▶ **Goal 1**:
Could you copy, word for word, the part of the embedded vision text that opens with the words containing "Advanced Driver Assistance" and closes with "and robust algorithms."?
▶ **Goal 2**:
Would you reproduce, character for character, only the lines of the records that run from the line containing "450, 454, 488]" through the line containing "step-text-part: Reheat frypan", with both of those lines included?
━━━ Source
Keywords

1 Introduction

Advanced Driver Assistance Systems (ADAS) can fully or partially assist a human during the driving process. The rapid rise of ADAS in the automotive industry is a prime example of the transforming capabilities of embedded vision technology. As shown in Fig. 1, the recent years have seen unprecedented growth in the field of embedded vision systems which has transformed it from being a research-oriented field to real industrial use-case. The significant increase in applications implementing embedded vision systems has been fuelled by the recent improvements in the area of embedded hardware [7], and availability of accurate and robust algorithms.

Fig. 1.
figure 1

Growth in embedded vision based applications [1]

In principle, an ADAS can be implemented with different types of sensors such as radar, lidar or camera, however, considering the current trends, camera-based applications are gaining more popularity [2]. The compute-intensive algorithms needed to process the camera inputs require specifically designed embedded hardware for delivering real-time performance. However, these algorithms cannot be ported on embedded platforms out of the box because most of the significant vision libraries such as OpenCV are x86 architecture based. Moreover, embedded platforms may use specific algorithm standards such as Texas Instrument‘s XDAIS standard [17] and proprietary compilers which are not standard compliant as GCC compilers. Furthermore, the limited memory constraints and specialised SIMD requirements are other factors which are not addressed in x86 algorithm development. Therefore, the commonly available algorithms have to be adapted before they can be ported on an embedded platform.

The TI’s TDA2xx [11] platform, which is also the target platform for evaluation in this paper, provides a Block Accelerator Manager (BAM) framework [16] for porting of x86 algorithms on embedded platforms. The BAM framework provides abstraction and improves programmability, however, the BAM framework also has a few drawbacks such as graph-based execution, more complexity (exposed interfaces) and limited DMA functionalities which influence the porting time of the algorithms as well as the runtime of a ported algorithm.

In this paper, we propose and develop a new lightweight framework aiming to rectify the drawbacks of the BAM framework. The term lightweight essentially refers to the conceptual gravity of the framework, i.e., the reduced number of exposed interfaces and the required code changes during the process of algorithm porting. The proposed framework significantly reduces execution time and stack usage of an ported application.
━━━━━━
━━━ Records to use
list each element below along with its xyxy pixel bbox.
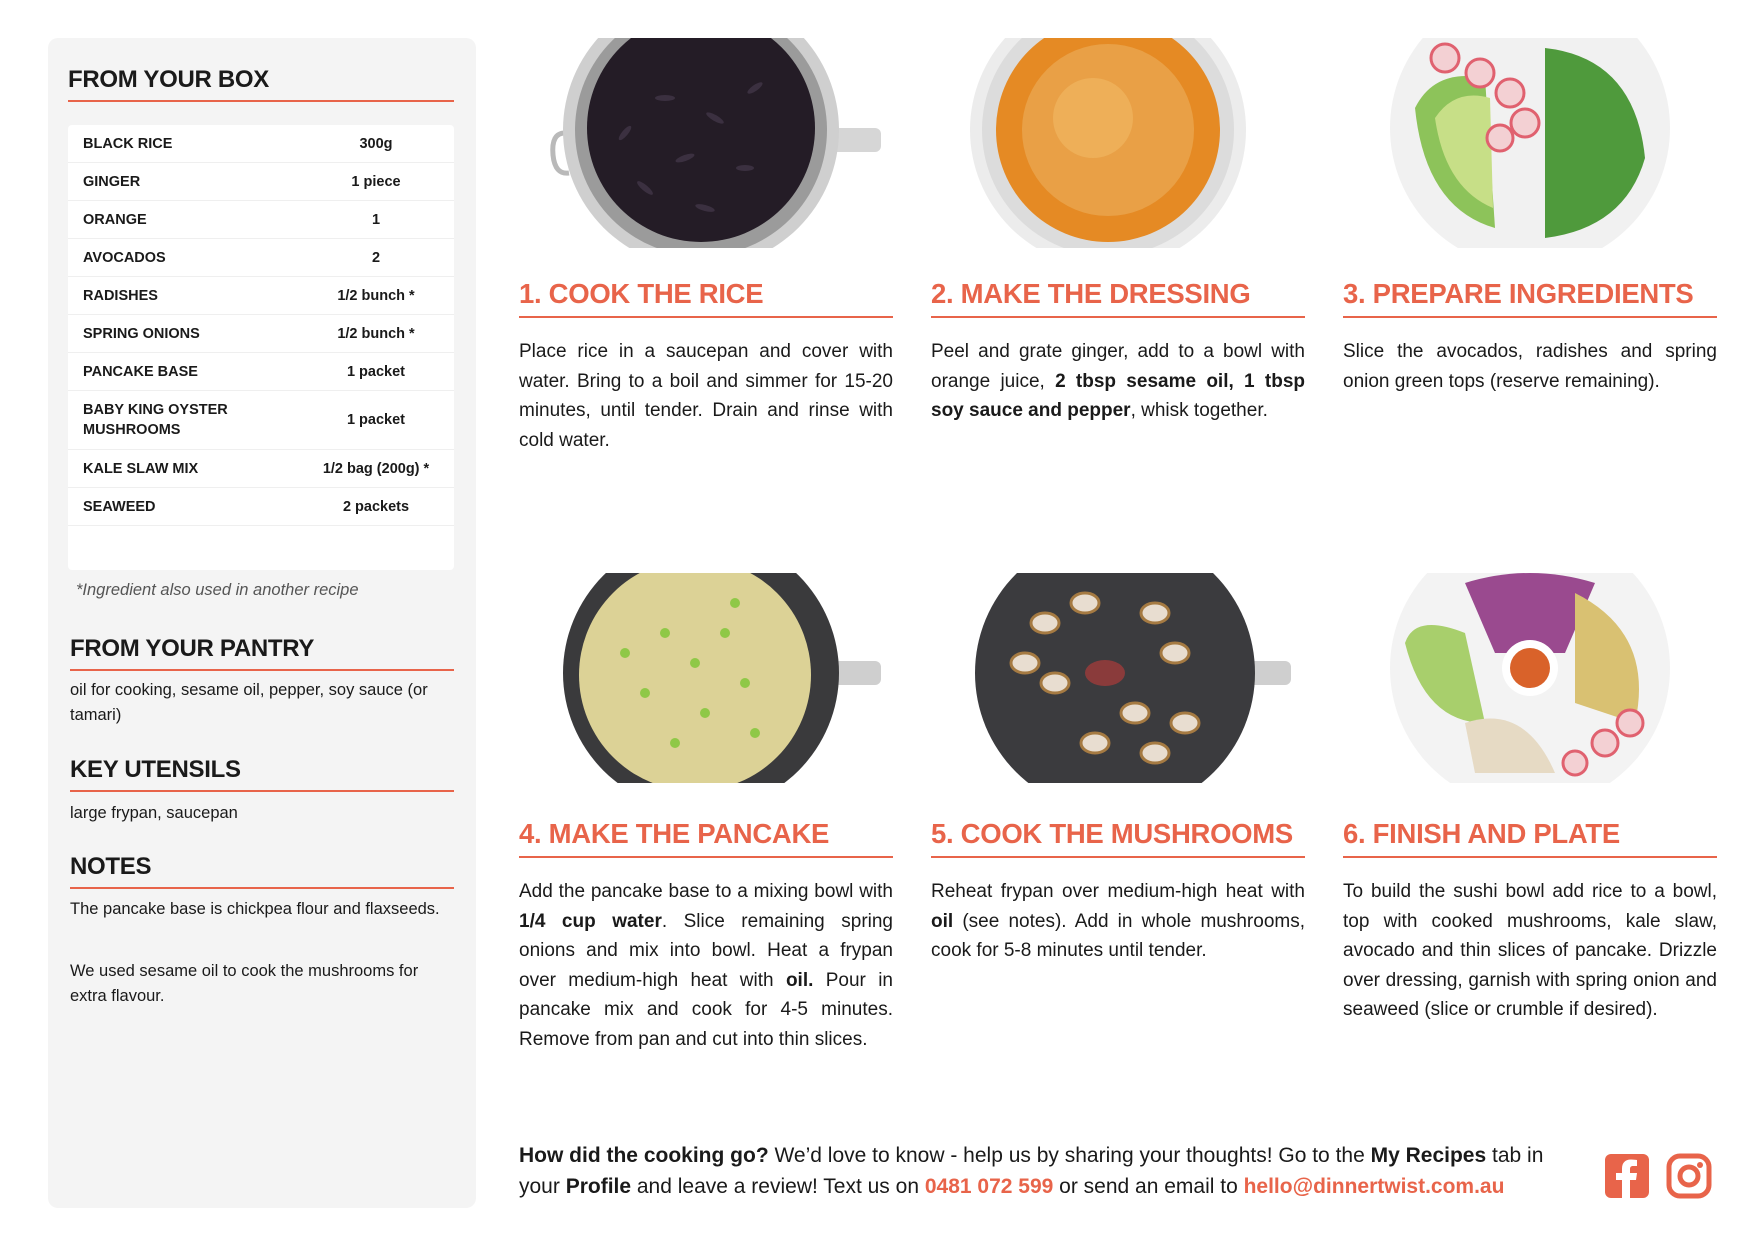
table-row	[68, 450, 454, 488]
step-1-title: 1. COOK THE RICE	[519, 278, 893, 318]
ingredients-table	[68, 125, 454, 570]
ingredient-qty: 1 packet	[346, 412, 406, 428]
footer-text: and leave a review! Text us on	[631, 1175, 925, 1198]
ingredients-panel	[48, 38, 476, 1208]
step-text-part: . Slice remaining spring onions and mix into bowl. Heat a frypan over medium-high heat with	[519, 910, 893, 991]
ingredient-name: SEAWEED	[83, 498, 156, 515]
step-5-title: 5. COOK THE MUSHROOMS	[931, 818, 1305, 858]
step-text-part: Reheat frypan over medium-high heat with	[931, 881, 1305, 902]
ingredient-qty: 300g	[359, 135, 393, 152]
step-text-bold: 2 tbsp sesame oil, 1 tbsp soy sauce and pepper	[931, 370, 1305, 421]
profile-link[interactable]: Profile	[565, 1175, 632, 1198]
ingredient-name: RADISHES	[83, 287, 158, 304]
rice-in-sieve-icon	[545, 38, 881, 248]
step-text-part: Pour in pancake mix and cook for 4-5 minutes. Remove from pan and cut into thin slices.	[519, 969, 894, 1050]
ingredient-name: KALE SLAW MIX	[83, 460, 199, 477]
step-1-text	[519, 337, 893, 455]
step-4-text	[519, 877, 893, 1054]
ingredient-name: SPRING ONIONS	[83, 325, 200, 342]
step-text-part: Add the pancake base to a mixing bowl with	[519, 881, 893, 902]
vegetables-plate-icon	[1375, 38, 1685, 248]
table-row	[68, 353, 454, 391]
ingredient-qty: 1/2 bunch *	[337, 325, 415, 342]
dressing-in-bowl-image	[963, 38, 1253, 248]
from-your-pantry-heading: FROM YOUR PANTRY	[70, 635, 454, 671]
step-2-text	[931, 337, 1305, 426]
sushi-bowl-image	[1375, 573, 1685, 783]
step-3-text	[1343, 337, 1717, 396]
footer-text: or send an email to	[1053, 1175, 1244, 1198]
table-row	[68, 391, 454, 450]
email-link[interactable]: hello@dinnertwist.com.au	[1243, 1175, 1505, 1198]
step-3-title: 3. PREPARE INGREDIENTS	[1343, 278, 1717, 318]
from-your-box-heading: FROM YOUR BOX	[68, 66, 454, 102]
table-row	[68, 277, 454, 315]
table-row	[68, 315, 454, 353]
my-recipes-link[interactable]: My Recipes	[1370, 1144, 1487, 1167]
step-text-part: To build the sushi bowl add rice to a bowl, top with cooked mushrooms, kale slaw, avocado and thin slices of pancake. Drizzle over dressing, garnish with spring onion and seaweed (slice or crumble if desired).	[1343, 881, 1717, 1020]
ingredient-name: ORANGE	[83, 211, 147, 228]
ingredient-qty: 1 packet	[346, 363, 406, 380]
sliced-vegetables-image	[1375, 38, 1685, 248]
step-5-text	[931, 877, 1305, 966]
note-text: We used sesame oil to cook the mushrooms for extra flavour.	[70, 962, 419, 1005]
shared-ingredient-footnote: *Ingredient also used in another recipe	[76, 581, 359, 599]
ingredient-qty: 1	[371, 211, 381, 228]
step-text-part: Slice the avocados, radishes and spring onion green tops (reserve remaining).	[1343, 341, 1717, 392]
table-row	[68, 239, 454, 277]
ingredient-name: PANCAKE BASE	[83, 363, 198, 380]
ingredient-qty: 1 piece	[351, 173, 401, 190]
step-text-part: , whisk together.	[1130, 400, 1268, 421]
ingredient-name: BABY KING OYSTER MUSHROOMS	[83, 402, 228, 438]
utensils-text: large frypan, saucepan	[70, 804, 238, 822]
pantry-text: oil for cooking, sesame oil, pepper, soy sauce (or tamari)	[70, 681, 428, 724]
ingredient-qty: 1/2 bunch *	[337, 287, 415, 304]
step-text-part: Place rice in a saucepan and cover with water. Bring to a boil and simmer for 15-20 minutes, until tender. Drain and rinse with cold water.	[519, 341, 893, 451]
footer-question: How did the cooking go?	[519, 1144, 769, 1167]
notes-heading: NOTES	[70, 853, 454, 889]
footer-text: We’d love to know - help us by sharing your thoughts! Go to the	[768, 1144, 1371, 1167]
key-utensils-heading: KEY UTENSILS	[70, 756, 454, 792]
pancake-in-frypan-image	[545, 573, 881, 783]
feedback-footer	[519, 1140, 1579, 1202]
step-text-bold: oil.	[785, 969, 814, 991]
ingredient-name: GINGER	[83, 173, 141, 190]
step-6-title: 6. FINISH AND PLATE	[1343, 818, 1717, 858]
ingredient-qty: 2	[371, 249, 381, 266]
ingredient-qty: 1/2 bag (200g) *	[322, 460, 430, 477]
ingredient-qty: 2 packets	[342, 498, 410, 515]
phone-link[interactable]: 0481 072 599	[924, 1175, 1054, 1198]
table-row	[68, 488, 454, 526]
step-text-bold: oil	[931, 910, 954, 932]
table-row	[68, 125, 454, 163]
table-row	[68, 201, 454, 239]
pancake-pan-icon	[545, 573, 881, 783]
step-text-part: (see notes). Add in whole mushrooms, cook for 5-8 minutes until tender.	[931, 910, 1305, 961]
mushrooms-in-frypan-image	[955, 573, 1291, 783]
step-2-title: 2. MAKE THE DRESSING	[931, 278, 1305, 318]
rice-in-sieve-image	[545, 38, 881, 248]
facebook-icon[interactable]	[1603, 1152, 1651, 1200]
mushrooms-pan-icon	[955, 573, 1291, 783]
step-text-part: Peel and grate ginger, add to a bowl with orange juice,	[931, 341, 1305, 392]
ingredient-name: BLACK RICE	[83, 135, 173, 152]
step-text-bold: 1/4 cup water	[519, 910, 662, 932]
ingredient-name: AVOCADOS	[83, 249, 166, 266]
step-6-text	[1343, 877, 1717, 1025]
table-row	[68, 163, 454, 201]
sushi-bowl-icon	[1375, 573, 1685, 783]
instagram-icon[interactable]	[1665, 1152, 1713, 1200]
note-text: The pancake base is chickpea flour and flaxseeds.	[70, 900, 440, 918]
dressing-bowl-icon	[963, 38, 1253, 248]
footer-text: tab in your	[519, 1144, 1544, 1198]
step-4-title: 4. MAKE THE PANCAKE	[519, 818, 893, 858]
━━━━━━
▶ **Response 1**:
Advanced Driver Assistance Systems (ADAS) can fully or partially assist a human during the driving process. The rapid rise of ADAS in the automotive industry is a prime example of the transforming capabilities of embedded vision technology. As shown in Fig. 1, the recent years have seen unprecedented growth in the field of embedded vision systems which has transformed it from being a research-oriented field to real industrial use-case. The significant increase in applications implementing embedded vision systems has been fuelled by the recent improvements in the area of embedded hardware [7], and availability of accurate and robust algorithms.

▶ **Response 2**:
table-row	[68, 450, 454, 488]
step-1-title: 1. COOK THE RICE	[519, 278, 893, 318]
ingredients-table	[68, 125, 454, 570]
ingredient-qty: 1 packet	[346, 412, 406, 428]
footer-text: and leave a review! Text us on	[631, 1175, 925, 1198]
ingredients-panel	[48, 38, 476, 1208]
step-text-part: . Slice remaining spring onions and mix into bowl. Heat a frypan over medium-high heat with	[519, 910, 893, 991]
ingredient-name: SEAWEED	[83, 498, 156, 515]
step-5-title: 5. COOK THE MUSHROOMS	[931, 818, 1305, 858]
step-text-part: Reheat frypan over medium-high heat with	[931, 881, 1305, 902]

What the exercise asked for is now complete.